[The exercise] Determine how many lines in these records hold "icon". Only the number is wanted.

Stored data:
• • • •
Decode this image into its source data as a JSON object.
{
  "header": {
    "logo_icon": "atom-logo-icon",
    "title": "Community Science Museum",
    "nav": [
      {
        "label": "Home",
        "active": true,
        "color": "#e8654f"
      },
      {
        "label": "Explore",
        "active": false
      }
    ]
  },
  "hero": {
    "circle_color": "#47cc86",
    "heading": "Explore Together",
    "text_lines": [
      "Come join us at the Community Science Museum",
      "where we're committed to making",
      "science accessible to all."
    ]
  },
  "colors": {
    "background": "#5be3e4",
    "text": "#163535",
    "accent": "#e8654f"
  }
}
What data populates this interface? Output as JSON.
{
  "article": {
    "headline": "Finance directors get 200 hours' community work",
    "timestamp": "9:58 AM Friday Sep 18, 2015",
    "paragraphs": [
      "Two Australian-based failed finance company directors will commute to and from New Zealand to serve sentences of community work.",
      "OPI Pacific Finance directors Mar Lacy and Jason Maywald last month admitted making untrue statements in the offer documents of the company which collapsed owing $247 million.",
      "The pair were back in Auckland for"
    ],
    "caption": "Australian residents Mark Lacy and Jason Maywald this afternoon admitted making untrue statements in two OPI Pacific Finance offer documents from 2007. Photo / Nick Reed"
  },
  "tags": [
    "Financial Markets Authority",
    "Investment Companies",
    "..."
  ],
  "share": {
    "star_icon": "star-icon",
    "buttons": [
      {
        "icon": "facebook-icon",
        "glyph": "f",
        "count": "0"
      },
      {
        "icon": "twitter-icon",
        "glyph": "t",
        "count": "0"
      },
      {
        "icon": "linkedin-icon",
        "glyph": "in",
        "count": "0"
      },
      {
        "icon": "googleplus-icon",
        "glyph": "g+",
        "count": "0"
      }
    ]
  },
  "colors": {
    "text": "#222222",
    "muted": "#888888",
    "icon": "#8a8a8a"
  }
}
• • • •
[Task solution] 7